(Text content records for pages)
══════

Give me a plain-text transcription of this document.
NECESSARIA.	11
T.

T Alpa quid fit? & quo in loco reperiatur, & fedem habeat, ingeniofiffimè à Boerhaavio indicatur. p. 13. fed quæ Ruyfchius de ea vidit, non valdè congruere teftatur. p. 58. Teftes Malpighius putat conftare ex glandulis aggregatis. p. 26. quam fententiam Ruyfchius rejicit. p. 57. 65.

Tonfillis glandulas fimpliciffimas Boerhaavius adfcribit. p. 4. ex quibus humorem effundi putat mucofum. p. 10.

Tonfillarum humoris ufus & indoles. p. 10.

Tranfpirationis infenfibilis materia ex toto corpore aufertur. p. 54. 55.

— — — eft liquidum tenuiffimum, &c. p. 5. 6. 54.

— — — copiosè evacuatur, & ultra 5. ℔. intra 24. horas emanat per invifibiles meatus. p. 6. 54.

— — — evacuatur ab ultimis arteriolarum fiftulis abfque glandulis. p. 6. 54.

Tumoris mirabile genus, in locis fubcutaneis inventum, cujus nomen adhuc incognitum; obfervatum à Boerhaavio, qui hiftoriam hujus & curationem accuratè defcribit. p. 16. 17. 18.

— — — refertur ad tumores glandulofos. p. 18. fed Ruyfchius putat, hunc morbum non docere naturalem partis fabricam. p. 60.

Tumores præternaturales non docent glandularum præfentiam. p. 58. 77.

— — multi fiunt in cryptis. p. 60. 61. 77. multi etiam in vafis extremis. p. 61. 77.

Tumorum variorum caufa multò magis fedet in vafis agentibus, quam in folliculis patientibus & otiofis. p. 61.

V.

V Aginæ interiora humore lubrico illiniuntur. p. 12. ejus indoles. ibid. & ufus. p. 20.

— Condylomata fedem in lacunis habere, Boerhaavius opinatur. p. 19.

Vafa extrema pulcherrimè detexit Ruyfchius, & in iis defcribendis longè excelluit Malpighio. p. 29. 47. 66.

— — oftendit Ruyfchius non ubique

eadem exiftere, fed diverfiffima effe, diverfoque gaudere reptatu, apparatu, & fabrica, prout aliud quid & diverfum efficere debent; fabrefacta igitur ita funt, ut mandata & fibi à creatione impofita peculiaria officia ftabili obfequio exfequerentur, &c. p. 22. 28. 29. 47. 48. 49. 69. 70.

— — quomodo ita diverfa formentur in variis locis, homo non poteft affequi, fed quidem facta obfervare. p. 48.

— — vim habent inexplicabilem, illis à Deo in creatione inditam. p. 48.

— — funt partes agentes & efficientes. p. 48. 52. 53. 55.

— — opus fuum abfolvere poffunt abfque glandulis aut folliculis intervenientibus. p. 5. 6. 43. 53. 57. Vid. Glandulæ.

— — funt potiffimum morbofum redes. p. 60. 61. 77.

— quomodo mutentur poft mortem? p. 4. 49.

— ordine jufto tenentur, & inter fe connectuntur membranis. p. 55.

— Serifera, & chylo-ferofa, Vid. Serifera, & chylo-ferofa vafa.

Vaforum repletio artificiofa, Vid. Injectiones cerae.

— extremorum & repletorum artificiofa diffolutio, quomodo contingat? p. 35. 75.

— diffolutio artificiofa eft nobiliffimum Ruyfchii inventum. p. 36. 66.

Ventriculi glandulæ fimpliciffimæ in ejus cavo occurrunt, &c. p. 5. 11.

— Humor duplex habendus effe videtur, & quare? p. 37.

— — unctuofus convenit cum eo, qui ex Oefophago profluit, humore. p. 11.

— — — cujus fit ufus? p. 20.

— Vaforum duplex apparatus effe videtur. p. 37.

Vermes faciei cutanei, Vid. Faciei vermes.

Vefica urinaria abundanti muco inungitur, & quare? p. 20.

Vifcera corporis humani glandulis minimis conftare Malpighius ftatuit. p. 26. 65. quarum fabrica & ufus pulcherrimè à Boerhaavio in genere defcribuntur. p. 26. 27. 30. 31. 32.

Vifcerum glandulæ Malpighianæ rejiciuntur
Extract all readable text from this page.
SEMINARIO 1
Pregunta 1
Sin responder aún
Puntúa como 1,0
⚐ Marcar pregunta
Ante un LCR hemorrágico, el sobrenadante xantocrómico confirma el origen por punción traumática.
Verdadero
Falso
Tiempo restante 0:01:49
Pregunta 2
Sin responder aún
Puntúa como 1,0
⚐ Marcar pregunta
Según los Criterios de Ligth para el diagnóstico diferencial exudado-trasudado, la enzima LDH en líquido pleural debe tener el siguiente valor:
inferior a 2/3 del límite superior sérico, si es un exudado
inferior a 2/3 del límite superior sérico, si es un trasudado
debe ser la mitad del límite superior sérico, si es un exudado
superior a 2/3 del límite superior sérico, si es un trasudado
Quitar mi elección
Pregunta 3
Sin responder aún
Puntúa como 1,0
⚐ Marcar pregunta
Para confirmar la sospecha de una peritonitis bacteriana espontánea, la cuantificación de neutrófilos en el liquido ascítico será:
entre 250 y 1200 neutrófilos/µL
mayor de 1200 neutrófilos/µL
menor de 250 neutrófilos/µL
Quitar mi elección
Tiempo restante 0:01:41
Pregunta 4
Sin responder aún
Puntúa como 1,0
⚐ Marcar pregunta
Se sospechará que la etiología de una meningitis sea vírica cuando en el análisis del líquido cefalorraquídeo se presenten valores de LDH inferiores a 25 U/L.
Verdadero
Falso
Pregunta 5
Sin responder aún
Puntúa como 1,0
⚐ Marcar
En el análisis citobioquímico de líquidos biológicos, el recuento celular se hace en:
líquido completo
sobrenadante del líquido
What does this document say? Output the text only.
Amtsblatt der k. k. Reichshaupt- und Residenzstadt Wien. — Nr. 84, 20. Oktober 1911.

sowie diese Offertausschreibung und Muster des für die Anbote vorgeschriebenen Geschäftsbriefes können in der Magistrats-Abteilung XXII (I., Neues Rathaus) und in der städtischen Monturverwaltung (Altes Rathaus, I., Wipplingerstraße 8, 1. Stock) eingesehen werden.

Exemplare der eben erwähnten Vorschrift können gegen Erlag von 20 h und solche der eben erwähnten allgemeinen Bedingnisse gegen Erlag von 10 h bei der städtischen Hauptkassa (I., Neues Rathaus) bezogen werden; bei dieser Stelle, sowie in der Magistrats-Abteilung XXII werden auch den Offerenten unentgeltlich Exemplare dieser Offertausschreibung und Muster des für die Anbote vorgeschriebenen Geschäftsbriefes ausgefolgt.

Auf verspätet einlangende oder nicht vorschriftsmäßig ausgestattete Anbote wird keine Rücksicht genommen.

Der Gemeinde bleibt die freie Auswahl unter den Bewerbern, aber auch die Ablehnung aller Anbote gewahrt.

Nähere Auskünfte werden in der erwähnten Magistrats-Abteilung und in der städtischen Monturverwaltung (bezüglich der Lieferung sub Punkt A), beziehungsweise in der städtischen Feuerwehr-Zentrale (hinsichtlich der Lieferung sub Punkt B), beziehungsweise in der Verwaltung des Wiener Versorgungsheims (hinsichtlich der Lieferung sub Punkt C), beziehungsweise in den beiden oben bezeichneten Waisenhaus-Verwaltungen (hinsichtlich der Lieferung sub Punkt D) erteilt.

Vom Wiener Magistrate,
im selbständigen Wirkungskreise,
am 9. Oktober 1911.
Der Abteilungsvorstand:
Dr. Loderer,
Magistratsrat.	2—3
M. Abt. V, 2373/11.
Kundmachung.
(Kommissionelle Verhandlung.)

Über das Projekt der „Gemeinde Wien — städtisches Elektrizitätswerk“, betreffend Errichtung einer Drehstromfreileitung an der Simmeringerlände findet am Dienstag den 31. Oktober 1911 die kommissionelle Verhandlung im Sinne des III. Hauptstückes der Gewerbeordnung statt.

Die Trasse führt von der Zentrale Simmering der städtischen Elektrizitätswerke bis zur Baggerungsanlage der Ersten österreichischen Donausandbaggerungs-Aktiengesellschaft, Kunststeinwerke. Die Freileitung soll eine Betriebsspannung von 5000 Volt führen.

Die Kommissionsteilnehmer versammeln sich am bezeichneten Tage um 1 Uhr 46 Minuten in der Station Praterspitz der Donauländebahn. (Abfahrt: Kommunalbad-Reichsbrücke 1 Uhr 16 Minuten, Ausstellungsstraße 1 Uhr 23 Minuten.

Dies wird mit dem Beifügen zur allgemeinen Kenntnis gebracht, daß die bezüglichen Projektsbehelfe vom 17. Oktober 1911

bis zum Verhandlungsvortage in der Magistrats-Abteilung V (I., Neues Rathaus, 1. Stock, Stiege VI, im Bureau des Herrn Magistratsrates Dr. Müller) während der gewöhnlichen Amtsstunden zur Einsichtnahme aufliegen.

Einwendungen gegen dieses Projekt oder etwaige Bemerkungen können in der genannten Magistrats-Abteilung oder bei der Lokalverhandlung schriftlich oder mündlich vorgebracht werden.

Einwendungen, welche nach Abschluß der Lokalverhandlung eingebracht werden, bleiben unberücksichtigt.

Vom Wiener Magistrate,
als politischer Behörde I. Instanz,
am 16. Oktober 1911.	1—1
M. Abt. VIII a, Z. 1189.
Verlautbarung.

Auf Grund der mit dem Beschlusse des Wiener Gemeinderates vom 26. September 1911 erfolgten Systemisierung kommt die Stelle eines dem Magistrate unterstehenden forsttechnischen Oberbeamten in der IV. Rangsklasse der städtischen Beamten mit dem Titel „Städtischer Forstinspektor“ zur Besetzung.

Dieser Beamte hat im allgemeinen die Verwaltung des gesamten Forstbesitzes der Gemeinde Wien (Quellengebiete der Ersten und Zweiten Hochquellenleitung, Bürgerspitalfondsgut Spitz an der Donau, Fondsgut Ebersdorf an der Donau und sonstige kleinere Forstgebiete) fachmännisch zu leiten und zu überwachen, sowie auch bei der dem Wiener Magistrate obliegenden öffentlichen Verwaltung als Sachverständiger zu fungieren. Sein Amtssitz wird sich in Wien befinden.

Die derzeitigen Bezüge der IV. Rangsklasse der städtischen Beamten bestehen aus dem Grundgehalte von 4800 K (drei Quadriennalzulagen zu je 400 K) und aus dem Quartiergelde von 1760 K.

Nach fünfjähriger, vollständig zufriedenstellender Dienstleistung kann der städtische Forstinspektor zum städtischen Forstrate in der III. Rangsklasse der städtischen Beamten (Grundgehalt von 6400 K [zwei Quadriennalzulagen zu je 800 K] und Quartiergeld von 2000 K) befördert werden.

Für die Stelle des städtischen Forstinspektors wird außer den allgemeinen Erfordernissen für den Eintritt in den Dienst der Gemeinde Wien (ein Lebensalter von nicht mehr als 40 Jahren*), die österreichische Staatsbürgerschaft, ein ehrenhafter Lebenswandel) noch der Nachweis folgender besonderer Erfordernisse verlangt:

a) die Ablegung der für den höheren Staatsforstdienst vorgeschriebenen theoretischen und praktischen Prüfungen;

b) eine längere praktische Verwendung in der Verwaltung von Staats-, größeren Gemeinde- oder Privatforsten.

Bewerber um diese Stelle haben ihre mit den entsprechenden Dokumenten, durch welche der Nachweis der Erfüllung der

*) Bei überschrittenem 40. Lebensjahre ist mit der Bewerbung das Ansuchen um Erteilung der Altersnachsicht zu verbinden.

══════

From the entries above, tally the lines that contain the string "Tiempo". Report the total and nothing more.

2